+++ RECORDED INFORMATION +++

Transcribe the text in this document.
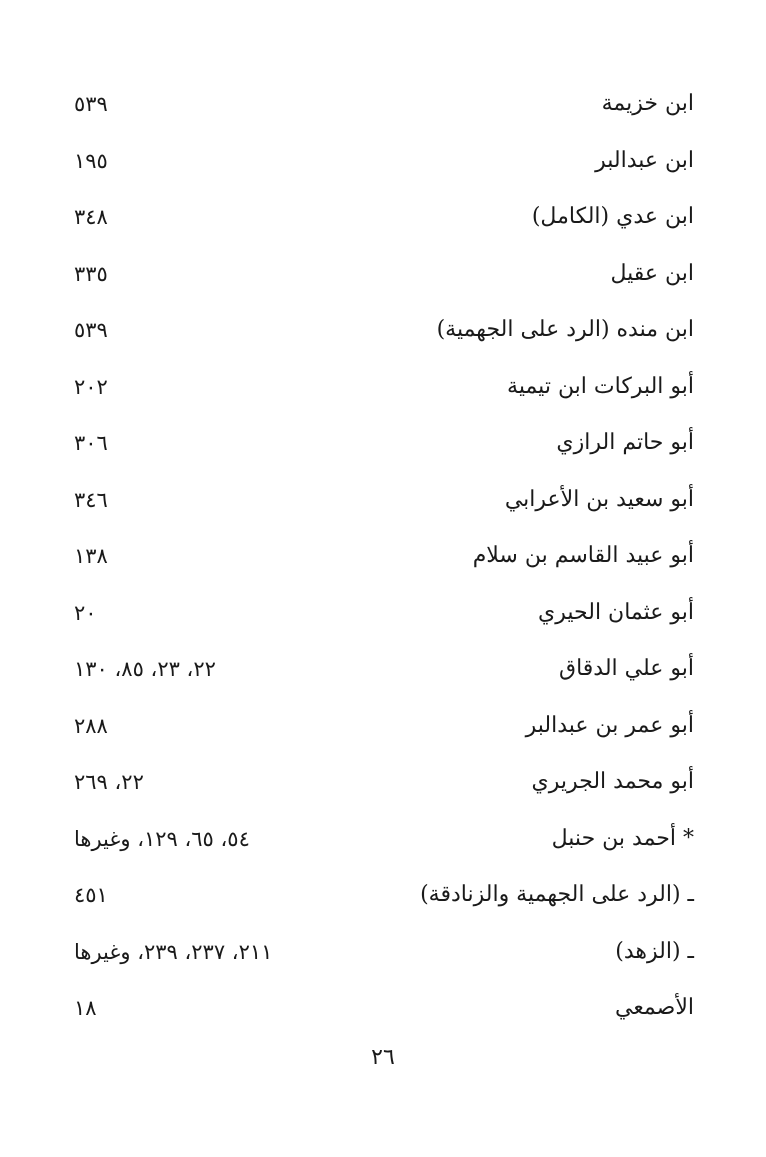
ابن خزيمة
٥٣٩
ابن عبدالبر
١٩٥
ابن عدي (الكامل)
٣٤٨
ابن عقيل
٣٣٥
ابن منده (الرد على الجهمية)
٥٣٩
أبو البركات ابن تيمية
٢٠٢
أبو حاتم الرازي
٣٠٦
أبو سعيد بن الأعرابي
٣٤٦
أبو عبيد القاسم بن سلام
١٣٨
أبو عثمان الحيري
٢٠
أبو علي الدقاق
٢٢، ٢٣، ٨٥، ١٣٠
أبو عمر بن عبدالبر
٢٨٨
أبو محمد الجريري
٢٢، ٢٦٩
* أحمد بن حنبل
٥٤، ٦٥، ١٢٩، وغيرها
ـ (الرد على الجهمية والزنادقة)
٤٥١
ـ (الزهد)
٢١١، ٢٣٧، ٢٣٩، وغيرها
الأصمعي
١٨
٢٦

+++

• **THE EXERCISE**: Collect the complete line wherever the string "الرد" appears in the records.

• **WRITTEN RESPONSE**:
ابن منده (الرد على الجهمية)
ـ (الرد على الجهمية والزنادقة)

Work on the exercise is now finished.